** BEGIN Data shown **

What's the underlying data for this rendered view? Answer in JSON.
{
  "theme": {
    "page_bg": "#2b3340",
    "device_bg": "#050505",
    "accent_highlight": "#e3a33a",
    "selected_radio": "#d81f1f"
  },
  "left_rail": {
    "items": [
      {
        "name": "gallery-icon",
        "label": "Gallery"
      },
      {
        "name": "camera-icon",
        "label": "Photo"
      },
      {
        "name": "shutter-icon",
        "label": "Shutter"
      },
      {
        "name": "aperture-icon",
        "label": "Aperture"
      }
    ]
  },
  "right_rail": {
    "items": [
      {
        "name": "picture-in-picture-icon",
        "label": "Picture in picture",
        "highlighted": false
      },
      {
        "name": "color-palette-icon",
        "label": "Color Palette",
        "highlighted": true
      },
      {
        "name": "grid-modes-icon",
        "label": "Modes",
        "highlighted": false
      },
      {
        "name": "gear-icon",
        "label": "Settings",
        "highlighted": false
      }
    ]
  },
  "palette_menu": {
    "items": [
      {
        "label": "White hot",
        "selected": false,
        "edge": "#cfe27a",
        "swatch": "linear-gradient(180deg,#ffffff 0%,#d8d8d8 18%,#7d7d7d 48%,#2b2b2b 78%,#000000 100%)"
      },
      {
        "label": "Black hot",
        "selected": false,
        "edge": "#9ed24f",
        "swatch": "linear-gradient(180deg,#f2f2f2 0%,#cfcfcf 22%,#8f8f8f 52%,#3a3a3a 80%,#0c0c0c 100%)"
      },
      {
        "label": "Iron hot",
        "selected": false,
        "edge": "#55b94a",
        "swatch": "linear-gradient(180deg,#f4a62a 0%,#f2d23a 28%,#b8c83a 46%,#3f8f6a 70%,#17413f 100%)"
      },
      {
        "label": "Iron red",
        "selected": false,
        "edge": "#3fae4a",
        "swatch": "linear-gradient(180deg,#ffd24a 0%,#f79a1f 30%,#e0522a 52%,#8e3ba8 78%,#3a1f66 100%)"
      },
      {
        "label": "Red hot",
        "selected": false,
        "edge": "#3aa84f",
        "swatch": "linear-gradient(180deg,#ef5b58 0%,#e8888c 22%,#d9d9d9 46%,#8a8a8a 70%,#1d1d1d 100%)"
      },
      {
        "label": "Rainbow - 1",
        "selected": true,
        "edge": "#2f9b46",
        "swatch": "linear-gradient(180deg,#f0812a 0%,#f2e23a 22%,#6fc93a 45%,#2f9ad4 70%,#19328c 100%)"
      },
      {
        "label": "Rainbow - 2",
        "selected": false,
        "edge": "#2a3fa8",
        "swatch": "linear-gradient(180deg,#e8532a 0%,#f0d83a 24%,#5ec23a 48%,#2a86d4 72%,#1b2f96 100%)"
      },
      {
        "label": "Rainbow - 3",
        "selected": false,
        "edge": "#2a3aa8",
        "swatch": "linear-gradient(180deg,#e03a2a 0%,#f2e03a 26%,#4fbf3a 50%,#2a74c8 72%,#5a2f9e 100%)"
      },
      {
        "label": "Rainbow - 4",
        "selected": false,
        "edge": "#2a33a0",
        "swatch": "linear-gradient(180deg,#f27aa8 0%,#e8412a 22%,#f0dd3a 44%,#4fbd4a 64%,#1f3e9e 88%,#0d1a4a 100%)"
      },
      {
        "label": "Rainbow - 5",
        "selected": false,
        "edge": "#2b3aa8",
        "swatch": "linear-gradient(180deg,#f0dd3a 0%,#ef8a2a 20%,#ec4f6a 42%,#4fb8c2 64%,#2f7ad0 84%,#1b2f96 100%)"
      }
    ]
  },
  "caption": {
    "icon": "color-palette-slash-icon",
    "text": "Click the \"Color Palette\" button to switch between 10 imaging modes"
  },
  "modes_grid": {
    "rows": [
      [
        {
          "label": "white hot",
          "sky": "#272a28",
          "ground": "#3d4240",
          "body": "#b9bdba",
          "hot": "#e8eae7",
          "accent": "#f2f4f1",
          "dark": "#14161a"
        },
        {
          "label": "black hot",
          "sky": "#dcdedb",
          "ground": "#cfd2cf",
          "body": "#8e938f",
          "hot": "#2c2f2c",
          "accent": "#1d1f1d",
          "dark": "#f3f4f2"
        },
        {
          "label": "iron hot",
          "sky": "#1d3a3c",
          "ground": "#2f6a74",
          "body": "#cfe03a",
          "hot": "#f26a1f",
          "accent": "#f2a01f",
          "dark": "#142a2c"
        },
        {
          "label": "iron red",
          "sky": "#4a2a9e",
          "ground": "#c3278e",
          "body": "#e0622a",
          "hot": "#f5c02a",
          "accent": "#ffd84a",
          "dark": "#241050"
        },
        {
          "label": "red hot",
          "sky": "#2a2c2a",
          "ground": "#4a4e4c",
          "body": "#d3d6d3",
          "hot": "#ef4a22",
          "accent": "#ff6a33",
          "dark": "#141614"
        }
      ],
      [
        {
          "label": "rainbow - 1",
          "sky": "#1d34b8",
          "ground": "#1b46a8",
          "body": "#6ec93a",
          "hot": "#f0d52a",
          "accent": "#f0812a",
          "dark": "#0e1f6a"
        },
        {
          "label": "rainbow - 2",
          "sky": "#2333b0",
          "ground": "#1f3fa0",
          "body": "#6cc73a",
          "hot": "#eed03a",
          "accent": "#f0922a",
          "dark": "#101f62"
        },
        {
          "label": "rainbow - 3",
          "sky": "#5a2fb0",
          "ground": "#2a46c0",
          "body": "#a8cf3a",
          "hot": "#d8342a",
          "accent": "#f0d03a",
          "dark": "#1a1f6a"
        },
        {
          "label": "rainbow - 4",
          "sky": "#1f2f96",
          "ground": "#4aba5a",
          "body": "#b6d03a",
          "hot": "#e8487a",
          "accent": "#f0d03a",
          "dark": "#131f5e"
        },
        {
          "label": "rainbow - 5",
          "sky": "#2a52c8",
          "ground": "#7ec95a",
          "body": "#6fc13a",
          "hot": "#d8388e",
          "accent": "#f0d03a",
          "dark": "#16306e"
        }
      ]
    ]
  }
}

** END Data shown **

What to do ▸ Extract all the material, leaving every line as it is.

Exercise solution ▸
What's the underlying data for this rendered view? Answer in JSON.
{
  "theme": {
    "page_bg": "#2b3340",
    "device_bg": "#050505",
    "accent_highlight": "#e3a33a",
    "selected_radio": "#d81f1f"
  },
  "left_rail": {
    "items": [
      {
        "name": "gallery-icon",
        "label": "Gallery"
      },
      {
        "name": "camera-icon",
        "label": "Photo"
      },
      {
        "name": "shutter-icon",
        "label": "Shutter"
      },
      {
        "name": "aperture-icon",
        "label": "Aperture"
      }
    ]
  },
  "right_rail": {
    "items": [
      {
        "name": "picture-in-picture-icon",
        "label": "Picture in picture",
        "highlighted": false
      },
      {
        "name": "color-palette-icon",
        "label": "Color Palette",
        "highlighted": true
      },
      {
        "name": "grid-modes-icon",
        "label": "Modes",
        "highlighted": false
      },
      {
        "name": "gear-icon",
        "label": "Settings",
        "highlighted": false
      }
    ]
  },
  "palette_menu": {
    "items": [
      {
        "label": "White hot",
        "selected": false,
        "edge": "#cfe27a",
        "swatch": "linear-gradient(180deg,#ffffff 0%,#d8d8d8 18%,#7d7d7d 48%,#2b2b2b 78%,#000000 100%)"
      },
      {
        "label": "Black hot",
        "selected": false,
        "edge": "#9ed24f",
        "swatch": "linear-gradient(180deg,#f2f2f2 0%,#cfcfcf 22%,#8f8f8f 52%,#3a3a3a 80%,#0c0c0c 100%)"
      },
      {
        "label": "Iron hot",
        "selected": false,
        "edge": "#55b94a",
        "swatch": "linear-gradient(180deg,#f4a62a 0%,#f2d23a 28%,#b8c83a 46%,#3f8f6a 70%,#17413f 100%)"
      },
      {
        "label": "Iron red",
        "selected": false,
        "edge": "#3fae4a",
        "swatch": "linear-gradient(180deg,#ffd24a 0%,#f79a1f 30%,#e0522a 52%,#8e3ba8 78%,#3a1f66 100%)"
      },
      {
        "label": "Red hot",
        "selected": false,
        "edge": "#3aa84f",
        "swatch": "linear-gradient(180deg,#ef5b58 0%,#e8888c 22%,#d9d9d9 46%,#8a8a8a 70%,#1d1d1d 100%)"
      },
      {
        "label": "Rainbow - 1",
        "selected": true,
        "edge": "#2f9b46",
        "swatch": "linear-gradient(180deg,#f0812a 0%,#f2e23a 22%,#6fc93a 45%,#2f9ad4 70%,#19328c 100%)"
      },
      {
        "label": "Rainbow - 2",
        "selected": false,
        "edge": "#2a3fa8",
        "swatch": "linear-gradient(180deg,#e8532a 0%,#f0d83a 24%,#5ec23a 48%,#2a86d4 72%,#1b2f96 100%)"
      },
      {
        "label": "Rainbow - 3",
        "selected": false,
        "edge": "#2a3aa8",
        "swatch": "linear-gradient(180deg,#e03a2a 0%,#f2e03a 26%,#4fbf3a 50%,#2a74c8 72%,#5a2f9e 100%)"
      },
      {
        "label": "Rainbow - 4",
        "selected": false,
        "edge": "#2a33a0",
        "swatch": "linear-gradient(180deg,#f27aa8 0%,#e8412a 22%,#f0dd3a 44%,#4fbd4a 64%,#1f3e9e 88%,#0d1a4a 100%)"
      },
      {
        "label": "Rainbow - 5",
        "selected": false,
        "edge": "#2b3aa8",
        "swatch": "linear-gradient(180deg,#f0dd3a 0%,#ef8a2a 20%,#ec4f6a 42%,#4fb8c2 64%,#2f7ad0 84%,#1b2f96 100%)"
      }
    ]
  },
  "caption": {
    "icon": "color-palette-slash-icon",
    "text": "Click the \"Color Palette\" button to switch between 10 imaging modes"
  },
  "modes_grid": {
    "rows": [
      [
        {
          "label": "white hot",
          "sky": "#272a28",
          "ground": "#3d4240",
          "body": "#b9bdba",
          "hot": "#e8eae7",
          "accent": "#f2f4f1",
          "dark": "#14161a"
        },
        {
          "label": "black hot",
          "sky": "#dcdedb",
          "ground": "#cfd2cf",
          "body": "#8e938f",
          "hot": "#2c2f2c",
          "accent": "#1d1f1d",
          "dark": "#f3f4f2"
        },
        {
          "label": "iron hot",
          "sky": "#1d3a3c",
          "ground": "#2f6a74",
          "body": "#cfe03a",
          "hot": "#f26a1f",
          "accent": "#f2a01f",
          "dark": "#142a2c"
        },
        {
          "label": "iron red",
          "sky": "#4a2a9e",
          "ground": "#c3278e",
          "body": "#e0622a",
          "hot": "#f5c02a",
          "accent": "#ffd84a",
          "dark": "#241050"
        },
        {
          "label": "red hot",
          "sky": "#2a2c2a",
          "ground": "#4a4e4c",
          "body": "#d3d6d3",
          "hot": "#ef4a22",
          "accent": "#ff6a33",
          "dark": "#141614"
        }
      ],
      [
        {
          "label": "rainbow - 1",
          "sky": "#1d34b8",
          "ground": "#1b46a8",
          "body": "#6ec93a",
          "hot": "#f0d52a",
          "accent": "#f0812a",
          "dark": "#0e1f6a"
        },
        {
          "label": "rainbow - 2",
          "sky": "#2333b0",
          "ground": "#1f3fa0",
          "body": "#6cc73a",
          "hot": "#eed03a",
          "accent": "#f0922a",
          "dark": "#101f62"
        },
        {
          "label": "rainbow - 3",
          "sky": "#5a2fb0",
          "ground": "#2a46c0",
          "body": "#a8cf3a",
          "hot": "#d8342a",
          "accent": "#f0d03a",
          "dark": "#1a1f6a"
        },
        {
          "label": "rainbow - 4",
          "sky": "#1f2f96",
          "ground": "#4aba5a",
          "body": "#b6d03a",
          "hot": "#e8487a",
          "accent": "#f0d03a",
          "dark": "#131f5e"
        },
        {
          "label": "rainbow - 5",
          "sky": "#2a52c8",
          "ground": "#7ec95a",
          "body": "#6fc13a",
          "hot": "#d8388e",
          "accent": "#f0d03a",
          "dark": "#16306e"
        }
      ]
    ]
  }
}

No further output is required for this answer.